DIRECTIONS: Return the complete listing that follows, with each line reproduced exactly.

---------------

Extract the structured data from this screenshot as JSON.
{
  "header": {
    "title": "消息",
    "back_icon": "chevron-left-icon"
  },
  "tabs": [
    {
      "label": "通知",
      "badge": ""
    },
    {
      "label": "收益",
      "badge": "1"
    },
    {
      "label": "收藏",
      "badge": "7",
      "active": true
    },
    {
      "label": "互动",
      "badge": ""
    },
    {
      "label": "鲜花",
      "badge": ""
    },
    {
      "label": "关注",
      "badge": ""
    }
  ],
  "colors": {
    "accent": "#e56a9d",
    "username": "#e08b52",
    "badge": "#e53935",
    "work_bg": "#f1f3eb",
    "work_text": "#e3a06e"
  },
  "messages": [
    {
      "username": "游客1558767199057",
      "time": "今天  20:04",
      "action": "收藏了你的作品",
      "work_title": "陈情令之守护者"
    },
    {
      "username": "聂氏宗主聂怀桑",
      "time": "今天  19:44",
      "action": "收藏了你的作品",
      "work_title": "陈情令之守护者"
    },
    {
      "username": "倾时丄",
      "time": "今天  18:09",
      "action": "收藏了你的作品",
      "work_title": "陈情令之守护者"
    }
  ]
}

---------------

RESPONSE BELOW:
Extract the structured data from this screenshot as JSON.
{
  "header": {
    "title": "消息",
    "back_icon": "chevron-left-icon"
  },
  "tabs": [
    {
      "label": "通知",
      "badge": ""
    },
    {
      "label": "收益",
      "badge": "1"
    },
    {
      "label": "收藏",
      "badge": "7",
      "active": true
    },
    {
      "label": "互动",
      "badge": ""
    },
    {
      "label": "鲜花",
      "badge": ""
    },
    {
      "label": "关注",
      "badge": ""
    }
  ],
  "colors": {
    "accent": "#e56a9d",
    "username": "#e08b52",
    "badge": "#e53935",
    "work_bg": "#f1f3eb",
    "work_text": "#e3a06e"
  },
  "messages": [
    {
      "username": "游客1558767199057",
      "time": "今天  20:04",
      "action": "收藏了你的作品",
      "work_title": "陈情令之守护者"
    },
    {
      "username": "聂氏宗主聂怀桑",
      "time": "今天  19:44",
      "action": "收藏了你的作品",
      "work_title": "陈情令之守护者"
    },
    {
      "username": "倾时丄",
      "time": "今天  18:09",
      "action": "收藏了你的作品",
      "work_title": "陈情令之守护者"
    }
  ]
}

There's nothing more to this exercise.